---------- MATERIAL PROVIDED ----------

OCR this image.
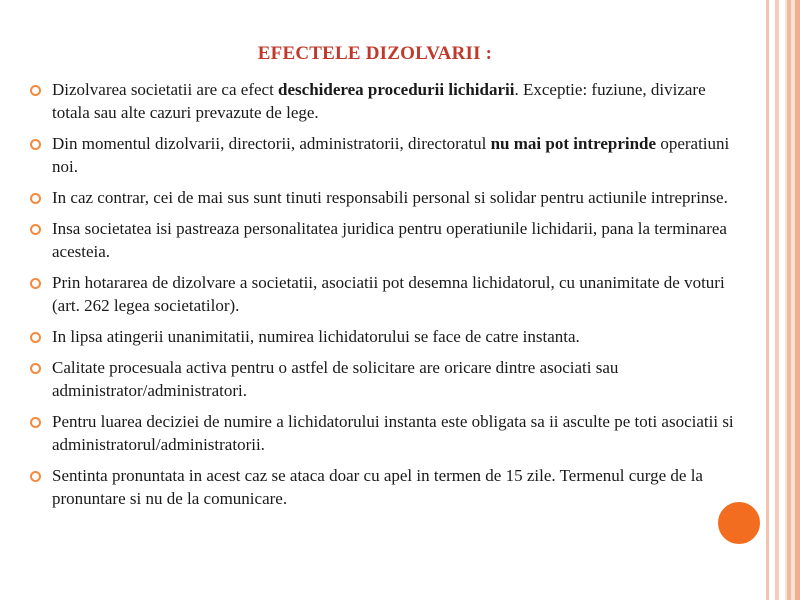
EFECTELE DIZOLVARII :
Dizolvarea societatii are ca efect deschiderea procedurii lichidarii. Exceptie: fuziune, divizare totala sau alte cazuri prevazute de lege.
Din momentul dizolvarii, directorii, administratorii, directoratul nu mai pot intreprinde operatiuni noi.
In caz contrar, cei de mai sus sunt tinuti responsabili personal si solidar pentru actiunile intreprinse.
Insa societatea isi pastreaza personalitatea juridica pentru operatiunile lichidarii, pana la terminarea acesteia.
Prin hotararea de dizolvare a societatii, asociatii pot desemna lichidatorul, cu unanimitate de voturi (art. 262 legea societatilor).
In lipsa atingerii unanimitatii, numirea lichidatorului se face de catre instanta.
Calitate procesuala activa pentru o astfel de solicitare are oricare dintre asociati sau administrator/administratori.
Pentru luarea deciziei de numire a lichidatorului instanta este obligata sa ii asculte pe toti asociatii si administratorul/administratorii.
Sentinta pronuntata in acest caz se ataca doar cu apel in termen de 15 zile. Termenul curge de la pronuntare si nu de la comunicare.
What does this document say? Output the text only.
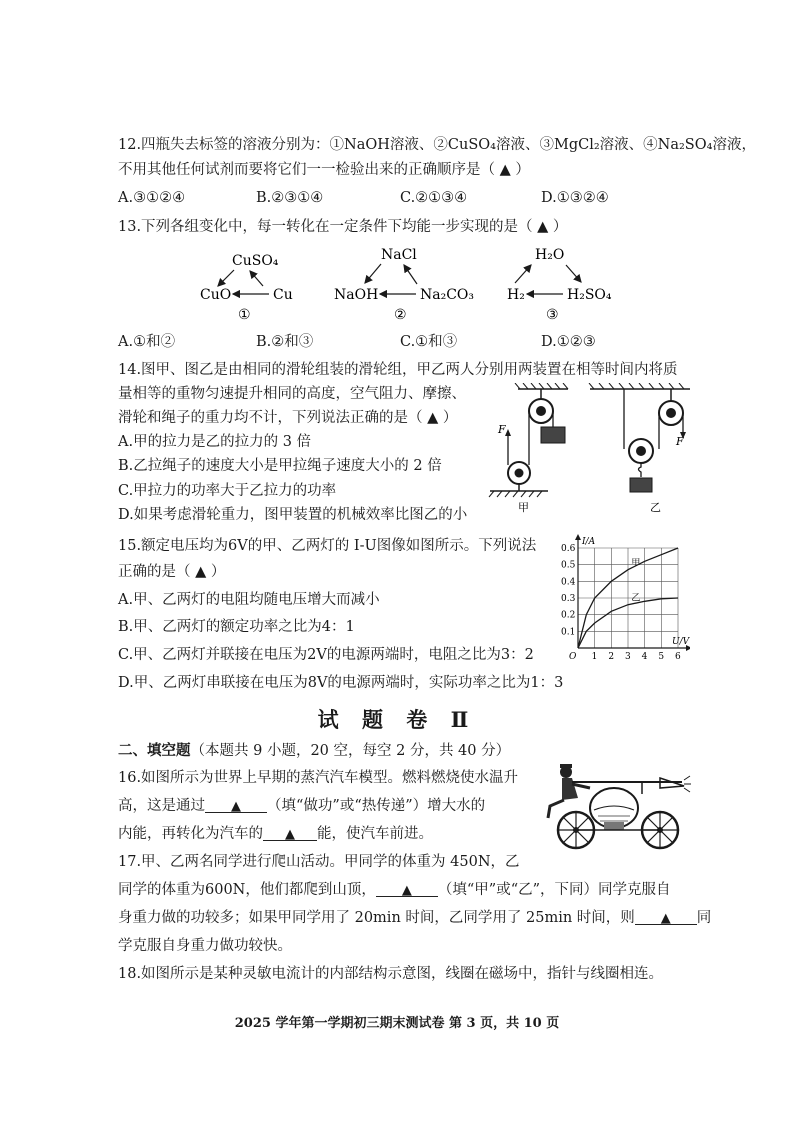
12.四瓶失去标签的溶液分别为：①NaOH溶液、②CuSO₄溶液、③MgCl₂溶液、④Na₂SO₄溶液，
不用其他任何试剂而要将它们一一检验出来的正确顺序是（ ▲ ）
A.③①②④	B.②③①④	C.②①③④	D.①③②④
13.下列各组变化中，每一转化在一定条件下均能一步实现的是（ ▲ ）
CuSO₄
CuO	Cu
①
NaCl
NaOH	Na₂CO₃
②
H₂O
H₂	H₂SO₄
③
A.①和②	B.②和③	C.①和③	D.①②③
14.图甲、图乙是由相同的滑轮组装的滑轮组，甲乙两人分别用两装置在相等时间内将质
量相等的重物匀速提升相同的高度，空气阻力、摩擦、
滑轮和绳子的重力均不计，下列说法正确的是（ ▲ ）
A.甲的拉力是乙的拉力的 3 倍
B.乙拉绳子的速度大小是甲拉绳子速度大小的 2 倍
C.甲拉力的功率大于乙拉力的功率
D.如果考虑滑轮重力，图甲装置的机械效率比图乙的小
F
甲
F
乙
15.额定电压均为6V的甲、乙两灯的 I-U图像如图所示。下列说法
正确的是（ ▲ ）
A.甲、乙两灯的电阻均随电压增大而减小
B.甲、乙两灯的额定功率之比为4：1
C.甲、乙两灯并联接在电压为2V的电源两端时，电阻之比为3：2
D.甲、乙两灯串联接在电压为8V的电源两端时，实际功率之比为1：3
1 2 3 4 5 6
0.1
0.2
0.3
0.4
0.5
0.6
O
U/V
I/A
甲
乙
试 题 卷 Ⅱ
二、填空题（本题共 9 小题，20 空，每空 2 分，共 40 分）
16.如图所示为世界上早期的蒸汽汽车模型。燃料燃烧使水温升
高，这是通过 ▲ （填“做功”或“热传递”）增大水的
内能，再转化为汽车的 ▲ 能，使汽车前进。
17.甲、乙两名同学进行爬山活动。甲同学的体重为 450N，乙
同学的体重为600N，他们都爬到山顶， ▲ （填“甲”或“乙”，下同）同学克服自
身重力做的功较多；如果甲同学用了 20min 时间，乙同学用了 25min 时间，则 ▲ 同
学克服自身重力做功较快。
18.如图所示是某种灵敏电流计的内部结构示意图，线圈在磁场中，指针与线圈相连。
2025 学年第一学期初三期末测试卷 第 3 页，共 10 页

----------
---------- MATERIAL PROVIDED ----------

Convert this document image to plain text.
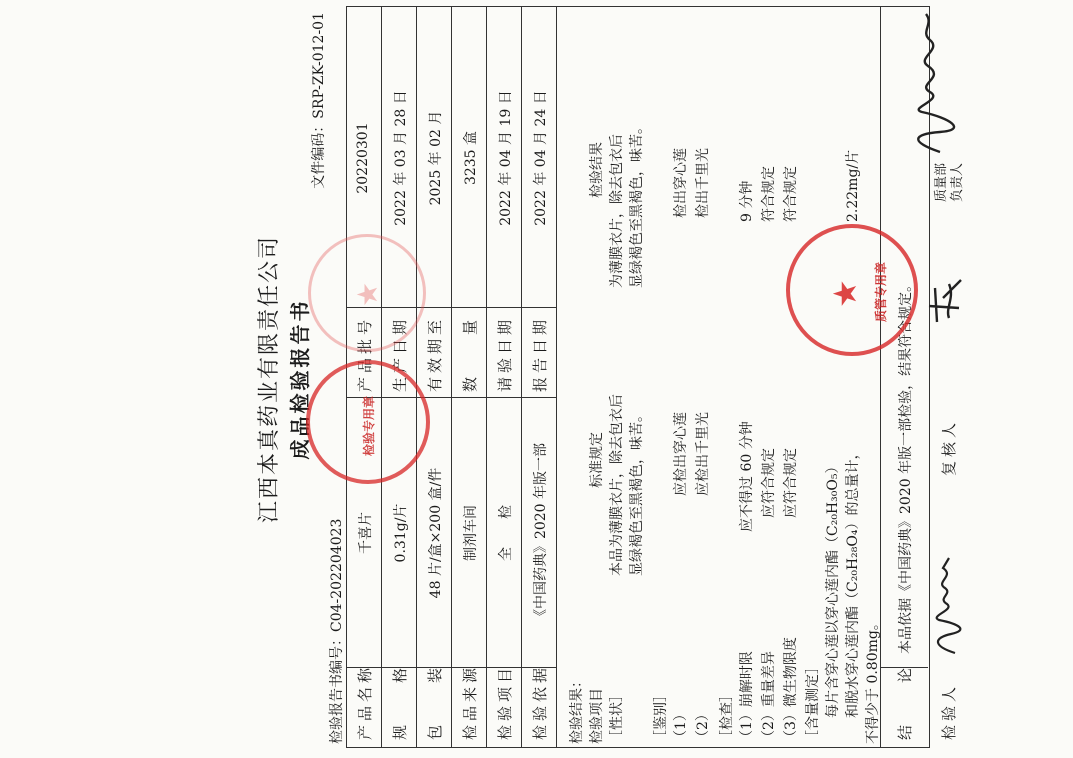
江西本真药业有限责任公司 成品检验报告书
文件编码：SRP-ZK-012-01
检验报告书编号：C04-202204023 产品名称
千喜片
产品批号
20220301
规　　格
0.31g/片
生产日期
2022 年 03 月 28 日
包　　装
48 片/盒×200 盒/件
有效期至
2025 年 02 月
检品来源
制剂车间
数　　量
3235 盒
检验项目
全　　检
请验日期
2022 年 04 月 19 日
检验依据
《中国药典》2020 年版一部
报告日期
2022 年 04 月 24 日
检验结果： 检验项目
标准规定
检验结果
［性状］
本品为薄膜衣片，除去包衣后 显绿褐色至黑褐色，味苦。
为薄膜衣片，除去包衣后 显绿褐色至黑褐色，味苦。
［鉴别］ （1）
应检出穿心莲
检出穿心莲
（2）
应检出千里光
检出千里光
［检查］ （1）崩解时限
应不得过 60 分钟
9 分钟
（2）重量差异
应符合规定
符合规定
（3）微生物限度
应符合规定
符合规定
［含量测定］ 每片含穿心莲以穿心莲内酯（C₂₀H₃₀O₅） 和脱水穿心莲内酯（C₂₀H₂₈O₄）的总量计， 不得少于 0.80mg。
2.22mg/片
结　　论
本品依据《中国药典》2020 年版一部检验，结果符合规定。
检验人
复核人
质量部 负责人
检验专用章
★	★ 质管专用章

----------

» WHAT IS NEEDED:
Pull out all lines in the data above that include "中国药典".

» SOLVED PROBLEM:
《中国药典》2020 年版一部
本品依据《中国药典》2020 年版一部检验，结果符合规定。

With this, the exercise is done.